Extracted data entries
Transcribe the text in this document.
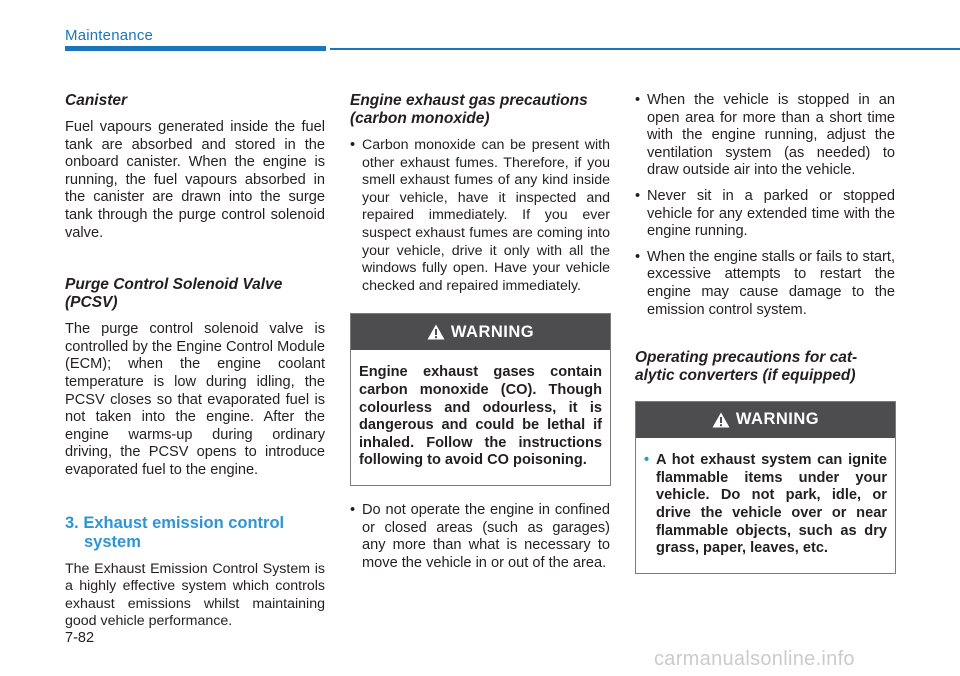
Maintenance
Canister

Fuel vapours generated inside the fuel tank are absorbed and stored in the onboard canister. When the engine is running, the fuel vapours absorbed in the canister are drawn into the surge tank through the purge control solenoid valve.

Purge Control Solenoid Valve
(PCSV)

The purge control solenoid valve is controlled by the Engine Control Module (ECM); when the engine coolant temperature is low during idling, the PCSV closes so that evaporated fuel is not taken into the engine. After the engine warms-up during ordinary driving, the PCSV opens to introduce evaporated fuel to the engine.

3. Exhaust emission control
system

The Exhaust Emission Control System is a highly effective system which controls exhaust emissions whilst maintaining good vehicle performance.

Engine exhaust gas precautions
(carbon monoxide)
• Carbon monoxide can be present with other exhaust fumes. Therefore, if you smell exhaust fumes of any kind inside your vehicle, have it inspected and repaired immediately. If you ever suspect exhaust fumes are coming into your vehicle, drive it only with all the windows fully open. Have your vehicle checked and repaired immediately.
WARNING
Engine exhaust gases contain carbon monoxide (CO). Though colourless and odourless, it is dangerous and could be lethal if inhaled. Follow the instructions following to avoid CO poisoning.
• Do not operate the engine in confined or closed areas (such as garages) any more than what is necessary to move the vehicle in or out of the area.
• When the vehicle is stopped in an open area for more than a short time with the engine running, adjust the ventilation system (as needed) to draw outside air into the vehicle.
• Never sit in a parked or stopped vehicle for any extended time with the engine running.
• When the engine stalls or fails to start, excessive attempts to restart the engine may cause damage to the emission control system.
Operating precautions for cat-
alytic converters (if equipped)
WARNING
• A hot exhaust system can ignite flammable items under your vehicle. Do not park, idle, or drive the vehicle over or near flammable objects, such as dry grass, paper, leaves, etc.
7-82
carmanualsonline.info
* * *
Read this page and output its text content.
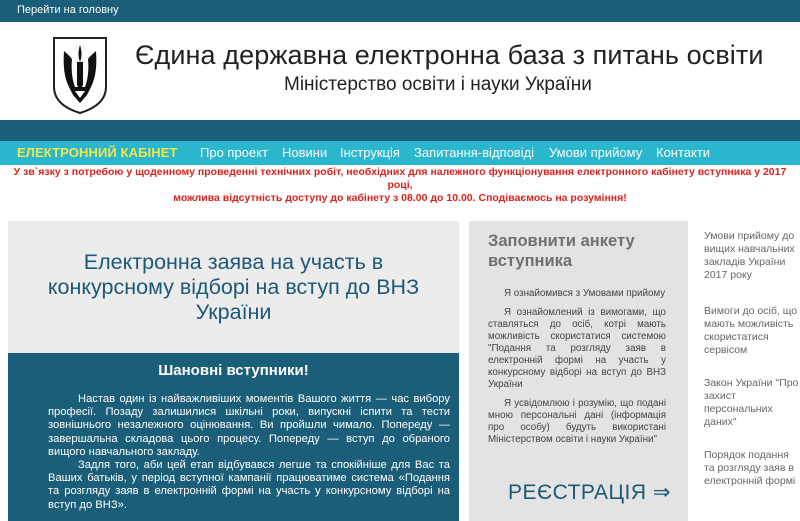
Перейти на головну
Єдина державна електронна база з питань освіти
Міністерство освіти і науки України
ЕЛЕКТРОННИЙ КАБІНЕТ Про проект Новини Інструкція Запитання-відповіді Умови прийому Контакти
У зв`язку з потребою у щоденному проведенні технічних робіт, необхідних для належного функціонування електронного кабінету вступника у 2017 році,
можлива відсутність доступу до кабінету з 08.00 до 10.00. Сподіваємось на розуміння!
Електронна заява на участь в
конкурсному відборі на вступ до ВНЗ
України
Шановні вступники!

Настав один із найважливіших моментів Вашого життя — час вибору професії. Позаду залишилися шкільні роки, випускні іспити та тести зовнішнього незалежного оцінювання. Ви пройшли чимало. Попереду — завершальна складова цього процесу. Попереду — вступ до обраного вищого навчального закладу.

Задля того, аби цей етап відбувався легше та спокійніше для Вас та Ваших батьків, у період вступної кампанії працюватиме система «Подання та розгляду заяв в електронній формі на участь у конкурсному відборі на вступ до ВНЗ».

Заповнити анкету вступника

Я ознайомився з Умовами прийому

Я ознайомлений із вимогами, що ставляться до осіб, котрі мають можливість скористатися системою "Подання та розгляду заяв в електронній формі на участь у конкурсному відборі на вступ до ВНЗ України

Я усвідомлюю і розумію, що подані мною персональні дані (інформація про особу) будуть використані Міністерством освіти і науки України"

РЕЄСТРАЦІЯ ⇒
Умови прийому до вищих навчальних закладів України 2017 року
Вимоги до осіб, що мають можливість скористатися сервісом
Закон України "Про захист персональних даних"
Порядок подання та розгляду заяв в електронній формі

What is required -> Work out how many lines of the material above contain the word "precautions", then give only that figure.

Right answer -> 2